Job: Across the entries below, count the lines in which the word "deriva" occurs. Reply with the count alone.
------------------------------------
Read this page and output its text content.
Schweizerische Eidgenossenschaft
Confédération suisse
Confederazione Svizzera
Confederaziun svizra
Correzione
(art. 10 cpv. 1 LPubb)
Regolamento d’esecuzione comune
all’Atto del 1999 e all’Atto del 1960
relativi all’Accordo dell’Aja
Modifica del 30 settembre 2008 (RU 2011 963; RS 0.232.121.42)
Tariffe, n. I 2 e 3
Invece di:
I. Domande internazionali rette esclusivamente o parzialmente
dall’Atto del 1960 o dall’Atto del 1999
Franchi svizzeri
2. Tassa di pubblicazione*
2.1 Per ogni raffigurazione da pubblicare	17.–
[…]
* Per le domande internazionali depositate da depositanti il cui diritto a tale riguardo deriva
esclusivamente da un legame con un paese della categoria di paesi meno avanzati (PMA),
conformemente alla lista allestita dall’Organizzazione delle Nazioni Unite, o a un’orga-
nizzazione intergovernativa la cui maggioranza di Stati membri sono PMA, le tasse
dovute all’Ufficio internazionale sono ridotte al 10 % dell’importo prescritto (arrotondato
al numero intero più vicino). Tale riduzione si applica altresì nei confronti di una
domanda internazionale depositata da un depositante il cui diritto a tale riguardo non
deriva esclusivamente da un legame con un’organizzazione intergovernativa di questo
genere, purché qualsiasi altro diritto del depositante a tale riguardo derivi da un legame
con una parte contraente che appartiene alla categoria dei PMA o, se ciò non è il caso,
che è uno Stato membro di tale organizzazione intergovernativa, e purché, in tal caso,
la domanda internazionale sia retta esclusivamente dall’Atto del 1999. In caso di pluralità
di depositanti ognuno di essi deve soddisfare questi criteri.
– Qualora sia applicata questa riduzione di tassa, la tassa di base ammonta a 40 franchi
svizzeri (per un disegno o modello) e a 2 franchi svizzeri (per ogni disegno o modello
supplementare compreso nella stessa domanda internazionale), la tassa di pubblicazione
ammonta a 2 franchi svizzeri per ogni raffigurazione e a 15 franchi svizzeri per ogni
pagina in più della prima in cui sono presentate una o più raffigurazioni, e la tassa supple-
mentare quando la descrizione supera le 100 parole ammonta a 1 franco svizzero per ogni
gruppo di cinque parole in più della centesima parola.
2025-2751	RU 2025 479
------------------------------------
In response: 2